## Instructions to follow
Return every line of the records below verbatim, with no pictures in the copy.
==== Materials provided
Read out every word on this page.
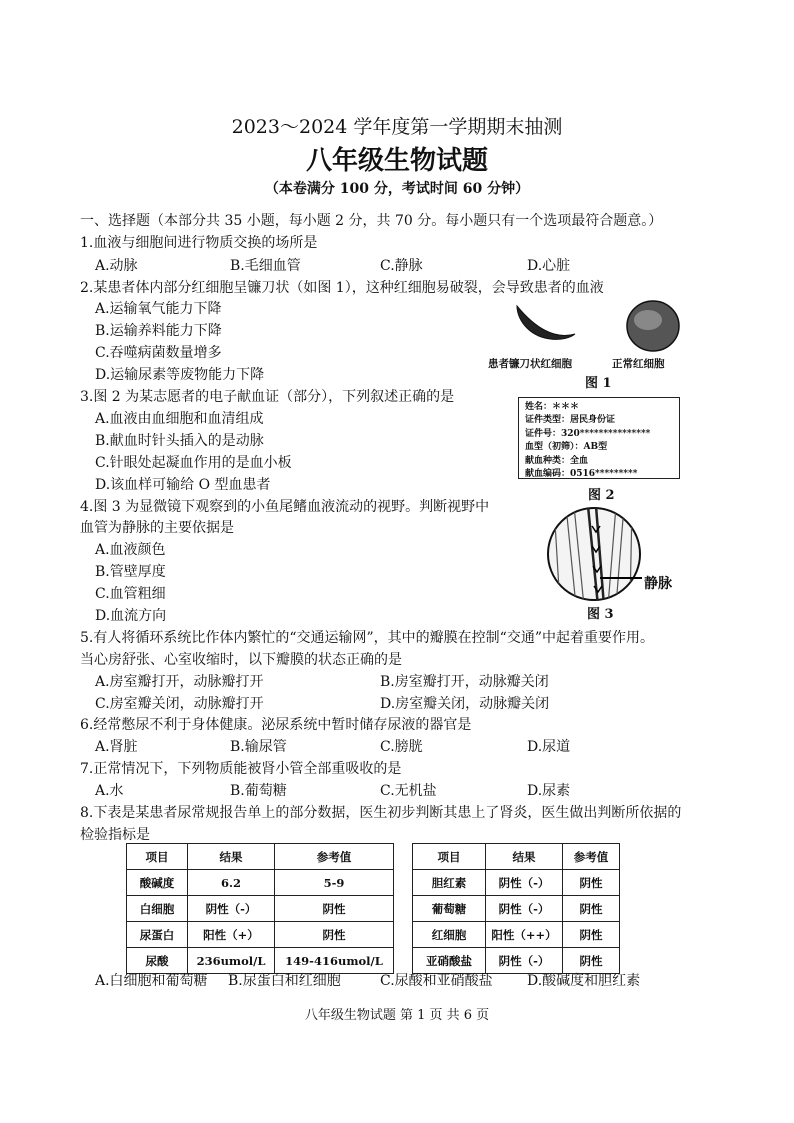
2023～2024 学年度第一学期期末抽测
八年级生物试题
（本卷满分 100 分，考试时间 60 分钟）
一、选择题（本部分共 35 小题，每小题 2 分，共 70 分。每小题只有一个选项最符合题意。）
1.血液与细胞间进行物质交换的场所是
A.动脉	B.毛细血管	C.静脉	D.心脏
2.某患者体内部分红细胞呈镰刀状（如图 1），这种红细胞易破裂，会导致患者的血液
A.运输氧气能力下降
B.运输养料能力下降
C.吞噬病菌数量增多
D.运输尿素等废物能力下降
患者镰刀状红细胞	正常红细胞
图 1
3.图 2 为某志愿者的电子献血证（部分），下列叙述正确的是
A.血液由血细胞和血清组成
B.献血时针头插入的是动脉
C.针眼处起凝血作用的是血小板
D.该血样可输给 O 型血患者
姓名：＊＊＊
证件类型：居民身份证
证件号：320***************
血型（初筛）：AB型
献血种类：全血
献血编码：0516*********
图 2
4.图 3 为显微镜下观察到的小鱼尾鳍血液流动的视野。判断视野中
血管为静脉的主要依据是
A.血液颜色
B.管壁厚度
C.血管粗细
D.血流方向
静脉
图 3
5.有人将循环系统比作体内繁忙的“交通运输网”，其中的瓣膜在控制“交通”中起着重要作用。
当心房舒张、心室收缩时，以下瓣膜的状态正确的是
A.房室瓣打开，动脉瓣打开	B.房室瓣打开，动脉瓣关闭
C.房室瓣关闭，动脉瓣打开	D.房室瓣关闭，动脉瓣关闭
6.经常憋尿不利于身体健康。泌尿系统中暂时储存尿液的器官是
A.肾脏	B.输尿管	C.膀胱	D.尿道
7.正常情况下，下列物质能被肾小管全部重吸收的是
A.水	B.葡萄糖	C.无机盐	D.尿素
8.下表是某患者尿常规报告单上的部分数据，医生初步判断其患上了肾炎，医生做出判断所依据的
检验指标是
项目	结果	参考值
酸碱度	6.2	5-9
白细胞	阴性（-）	阴性
尿蛋白	阳性（+）	阴性
尿酸	236umol/L	149-416umol/L
项目	结果	参考值
胆红素	阴性（-）	阴性
葡萄糖	阴性（-）	阴性
红细胞	阳性（++）	阴性
亚硝酸盐	阴性（-）	阴性
A.白细胞和葡萄糖 B.尿蛋白和红细胞	C.尿酸和亚硝酸盐 D.酸碱度和胆红素
八年级生物试题 第 1 页 共 6 页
========
## Answer to the problem
Read out every word on this page.
2023～2024 学年度第一学期期末抽测
八年级生物试题
（本卷满分 100 分，考试时间 60 分钟）
一、选择题（本部分共 35 小题，每小题 2 分，共 70 分。每小题只有一个选项最符合题意。）
1.血液与细胞间进行物质交换的场所是
A.动脉	B.毛细血管	C.静脉	D.心脏
2.某患者体内部分红细胞呈镰刀状（如图 1），这种红细胞易破裂，会导致患者的血液
A.运输氧气能力下降
B.运输养料能力下降
C.吞噬病菌数量增多
D.运输尿素等废物能力下降
患者镰刀状红细胞	正常红细胞
图 1
3.图 2 为某志愿者的电子献血证（部分），下列叙述正确的是
A.血液由血细胞和血清组成
B.献血时针头插入的是动脉
C.针眼处起凝血作用的是血小板
D.该血样可输给 O 型血患者
姓名：＊＊＊
证件类型：居民身份证
证件号：320***************
血型（初筛）：AB型
献血种类：全血
献血编码：0516*********
图 2
4.图 3 为显微镜下观察到的小鱼尾鳍血液流动的视野。判断视野中
血管为静脉的主要依据是
A.血液颜色
B.管壁厚度
C.血管粗细
D.血流方向
静脉
图 3
5.有人将循环系统比作体内繁忙的“交通运输网”，其中的瓣膜在控制“交通”中起着重要作用。
当心房舒张、心室收缩时，以下瓣膜的状态正确的是
A.房室瓣打开，动脉瓣打开	B.房室瓣打开，动脉瓣关闭
C.房室瓣关闭，动脉瓣打开	D.房室瓣关闭，动脉瓣关闭
6.经常憋尿不利于身体健康。泌尿系统中暂时储存尿液的器官是
A.肾脏	B.输尿管	C.膀胱	D.尿道
7.正常情况下，下列物质能被肾小管全部重吸收的是
A.水	B.葡萄糖	C.无机盐	D.尿素
8.下表是某患者尿常规报告单上的部分数据，医生初步判断其患上了肾炎，医生做出判断所依据的
检验指标是
项目	结果	参考值
酸碱度	6.2	5-9
白细胞	阴性（-）	阴性
尿蛋白	阳性（+）	阴性
尿酸	236umol/L	149-416umol/L
项目	结果	参考值
胆红素	阴性（-）	阴性
葡萄糖	阴性（-）	阴性
红细胞	阳性（++）	阴性
亚硝酸盐	阴性（-）	阴性
A.白细胞和葡萄糖 B.尿蛋白和红细胞	C.尿酸和亚硝酸盐 D.酸碱度和胆红素
八年级生物试题 第 1 页 共 6 页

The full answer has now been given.